→ Records supplied
>>>
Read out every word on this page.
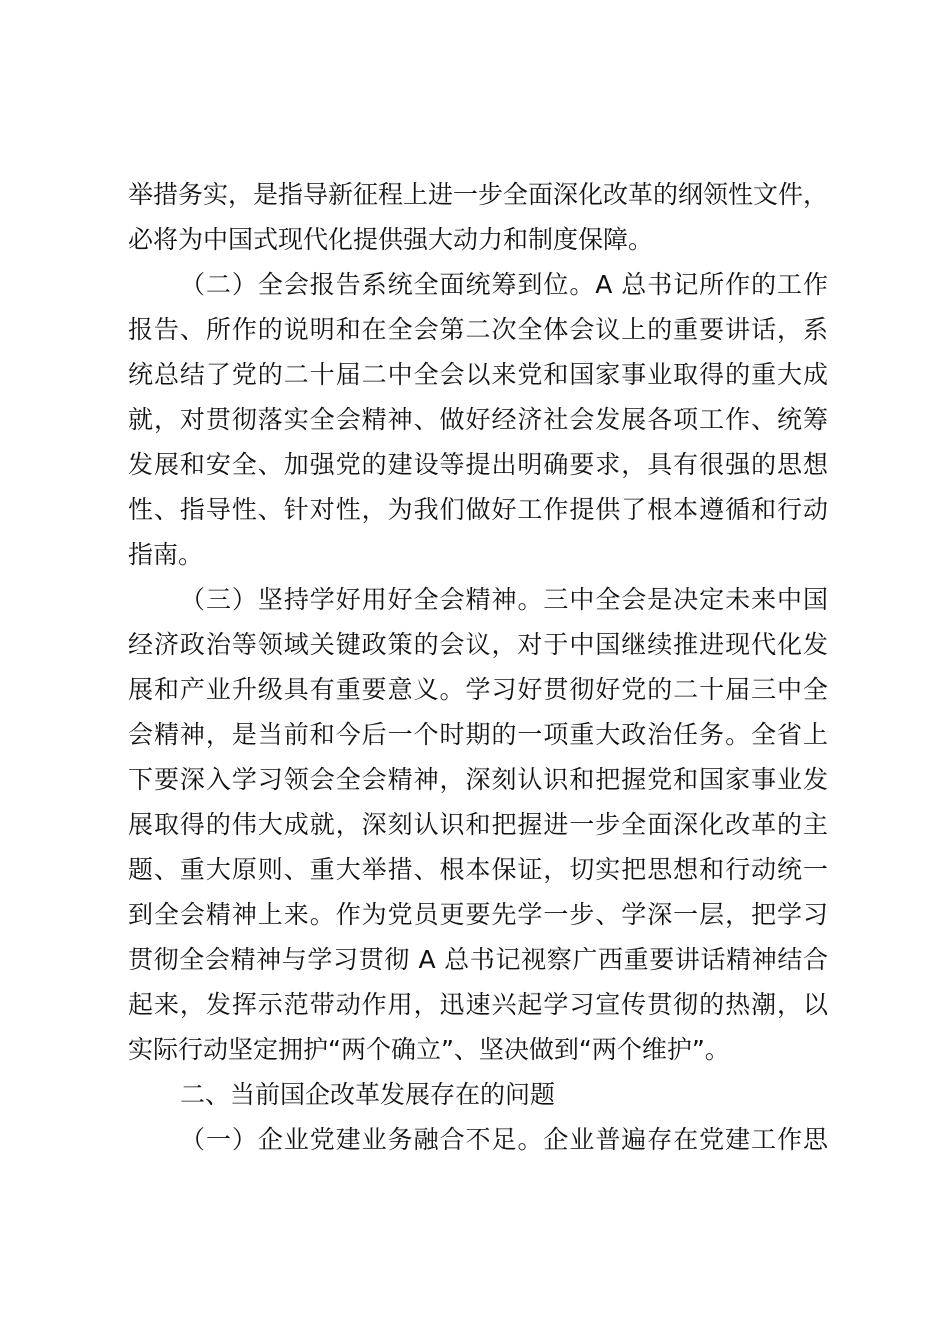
举措务实，是指导新征程上进一步全面深化改革的纲领性文件，
必将为中国式现代化提供强大动力和制度保障。
（二）全会报告系统全面统筹到位。A 总书记所作的工作
报告、所作的说明和在全会第二次全体会议上的重要讲话，系
统总结了党的二十届二中全会以来党和国家事业取得的重大成
就，对贯彻落实全会精神、做好经济社会发展各项工作、统筹
发展和安全、加强党的建设等提出明确要求，具有很强的思想
性、指导性、针对性，为我们做好工作提供了根本遵循和行动
指南。
（三）坚持学好用好全会精神。三中全会是决定未来中国
经济政治等领域关键政策的会议，对于中国继续推进现代化发
展和产业升级具有重要意义。学习好贯彻好党的二十届三中全
会精神，是当前和今后一个时期的一项重大政治任务。全省上
下要深入学习领会全会精神，深刻认识和把握党和国家事业发
展取得的伟大成就，深刻认识和把握进一步全面深化改革的主
题、重大原则、重大举措、根本保证，切实把思想和行动统一
到全会精神上来。作为党员更要先学一步、学深一层，把学习
贯彻全会精神与学习贯彻 A 总书记视察广西重要讲话精神结合
起来，发挥示范带动作用，迅速兴起学习宣传贯彻的热潮，以
实际行动坚定拥护“两个确立”、坚决做到“两个维护”。
二、当前国企改革发展存在的问题
（一）企业党建业务融合不足。企业普遍存在党建工作思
<<<
→ Exercise aim
Transcribe every entry above exactly. Omit all pictures.

→ Worked answer
Read out every word on this page.
举措务实，是指导新征程上进一步全面深化改革的纲领性文件，
必将为中国式现代化提供强大动力和制度保障。
（二）全会报告系统全面统筹到位。A 总书记所作的工作
报告、所作的说明和在全会第二次全体会议上的重要讲话，系
统总结了党的二十届二中全会以来党和国家事业取得的重大成
就，对贯彻落实全会精神、做好经济社会发展各项工作、统筹
发展和安全、加强党的建设等提出明确要求，具有很强的思想
性、指导性、针对性，为我们做好工作提供了根本遵循和行动
指南。
（三）坚持学好用好全会精神。三中全会是决定未来中国
经济政治等领域关键政策的会议，对于中国继续推进现代化发
展和产业升级具有重要意义。学习好贯彻好党的二十届三中全
会精神，是当前和今后一个时期的一项重大政治任务。全省上
下要深入学习领会全会精神，深刻认识和把握党和国家事业发
展取得的伟大成就，深刻认识和把握进一步全面深化改革的主
题、重大原则、重大举措、根本保证，切实把思想和行动统一
到全会精神上来。作为党员更要先学一步、学深一层，把学习
贯彻全会精神与学习贯彻 A 总书记视察广西重要讲话精神结合
起来，发挥示范带动作用，迅速兴起学习宣传贯彻的热潮，以
实际行动坚定拥护“两个确立”、坚决做到“两个维护”。
二、当前国企改革发展存在的问题
（一）企业党建业务融合不足。企业普遍存在党建工作思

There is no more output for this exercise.